* [TASK] Repeat all the material exactly; pictures stay out of your copy.

(Dataset entries)
+++

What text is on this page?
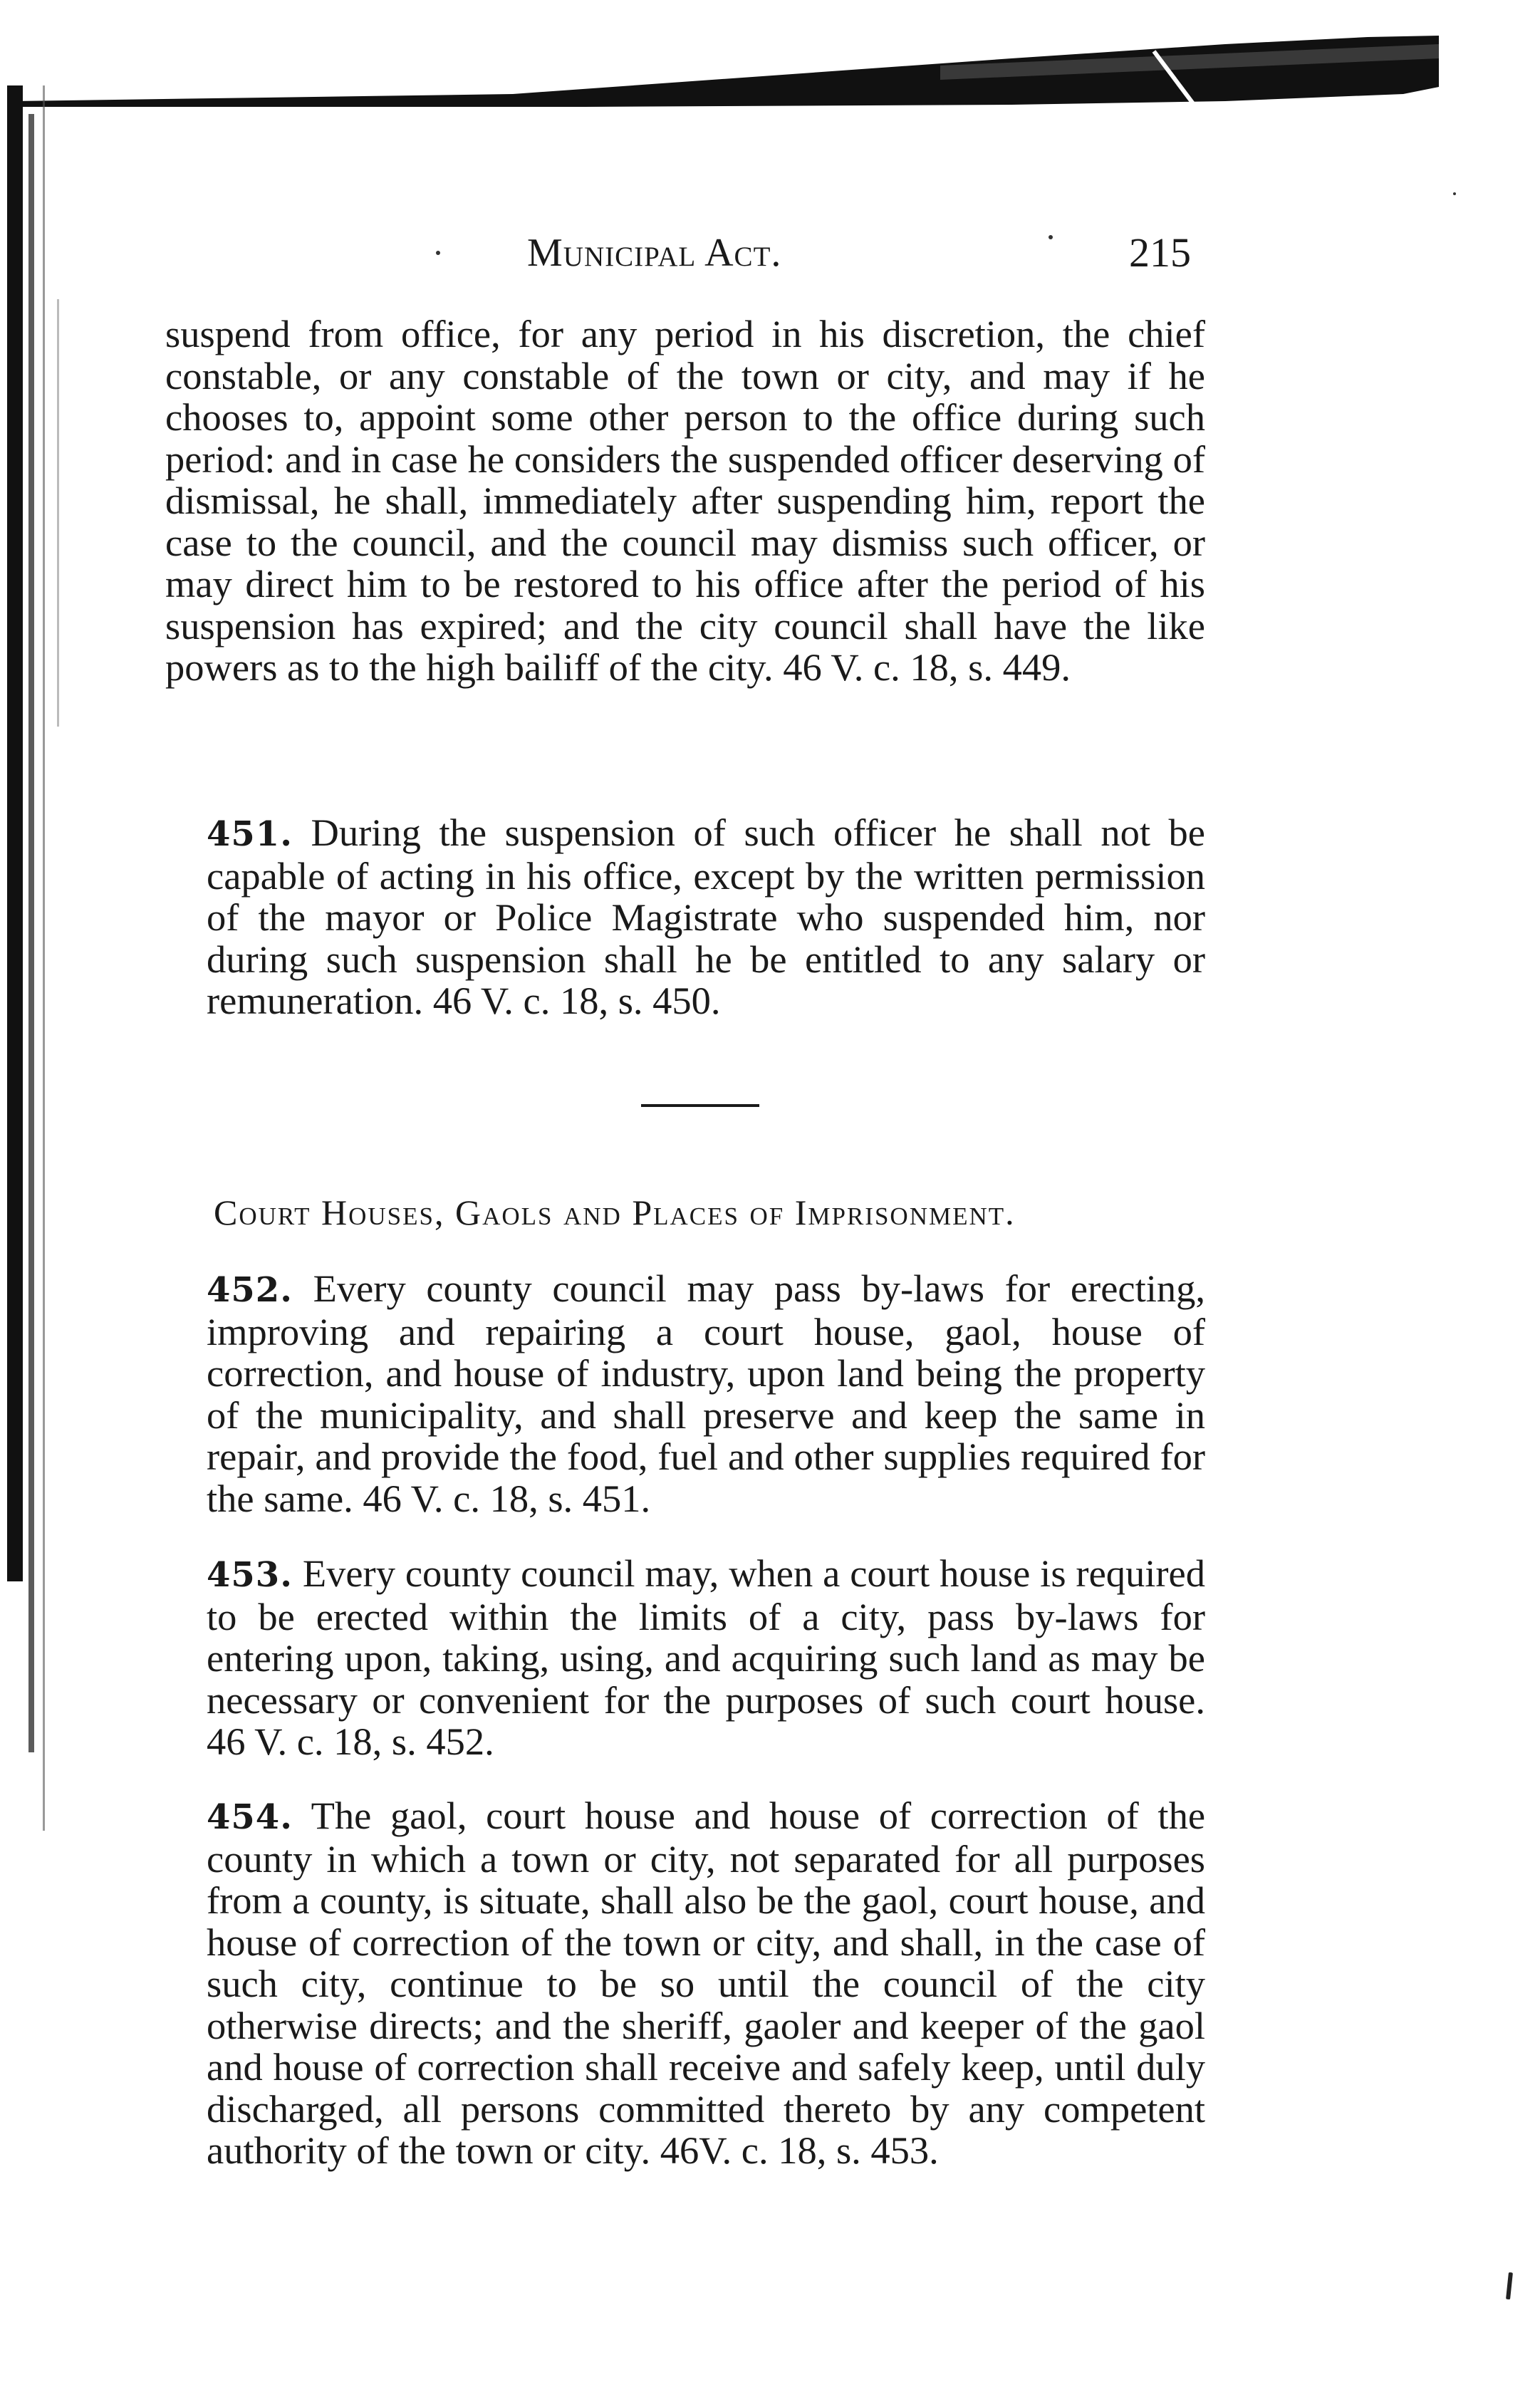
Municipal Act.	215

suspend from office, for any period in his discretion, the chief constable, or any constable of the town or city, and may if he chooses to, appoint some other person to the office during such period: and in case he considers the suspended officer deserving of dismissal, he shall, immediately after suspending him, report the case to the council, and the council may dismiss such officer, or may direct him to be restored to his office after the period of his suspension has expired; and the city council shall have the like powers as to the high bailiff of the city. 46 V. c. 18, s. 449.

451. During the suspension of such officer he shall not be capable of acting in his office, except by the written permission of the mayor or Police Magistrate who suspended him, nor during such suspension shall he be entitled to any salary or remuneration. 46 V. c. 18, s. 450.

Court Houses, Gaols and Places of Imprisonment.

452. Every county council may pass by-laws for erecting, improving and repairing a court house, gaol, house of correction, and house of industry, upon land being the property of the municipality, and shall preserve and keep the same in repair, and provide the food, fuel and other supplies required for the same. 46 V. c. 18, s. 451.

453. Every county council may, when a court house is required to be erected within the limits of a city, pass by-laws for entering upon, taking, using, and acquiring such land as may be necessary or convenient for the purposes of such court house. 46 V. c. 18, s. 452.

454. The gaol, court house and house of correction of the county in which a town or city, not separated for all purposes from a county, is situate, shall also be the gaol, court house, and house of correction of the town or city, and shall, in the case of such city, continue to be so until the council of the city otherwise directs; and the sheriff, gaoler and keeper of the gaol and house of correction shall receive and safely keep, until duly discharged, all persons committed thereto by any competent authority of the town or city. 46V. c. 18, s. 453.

+++

* [CORRECT OUTPUT]
What text is on this page?
Municipal Act.	215

suspend from office, for any period in his discretion, the chief constable, or any constable of the town or city, and may if he chooses to, appoint some other person to the office during such period: and in case he considers the suspended officer deserving of dismissal, he shall, immediately after suspending him, report the case to the council, and the council may dismiss such officer, or may direct him to be restored to his office after the period of his suspension has expired; and the city council shall have the like powers as to the high bailiff of the city. 46 V. c. 18, s. 449.

451. During the suspension of such officer he shall not be capable of acting in his office, except by the written permission of the mayor or Police Magistrate who suspended him, nor during such suspension shall he be entitled to any salary or remuneration. 46 V. c. 18, s. 450.

Court Houses, Gaols and Places of Imprisonment.

452. Every county council may pass by-laws for erecting, improving and repairing a court house, gaol, house of correction, and house of industry, upon land being the property of the municipality, and shall preserve and keep the same in repair, and provide the food, fuel and other supplies required for the same. 46 V. c. 18, s. 451.

453. Every county council may, when a court house is required to be erected within the limits of a city, pass by-laws for entering upon, taking, using, and acquiring such land as may be necessary or convenient for the purposes of such court house. 46 V. c. 18, s. 452.

454. The gaol, court house and house of correction of the county in which a town or city, not separated for all purposes from a county, is situate, shall also be the gaol, court house, and house of correction of the town or city, and shall, in the case of such city, continue to be so until the council of the city otherwise directs; and the sheriff, gaoler and keeper of the gaol and house of correction shall receive and safely keep, until duly discharged, all persons committed thereto by any competent authority of the town or city. 46V. c. 18, s. 453.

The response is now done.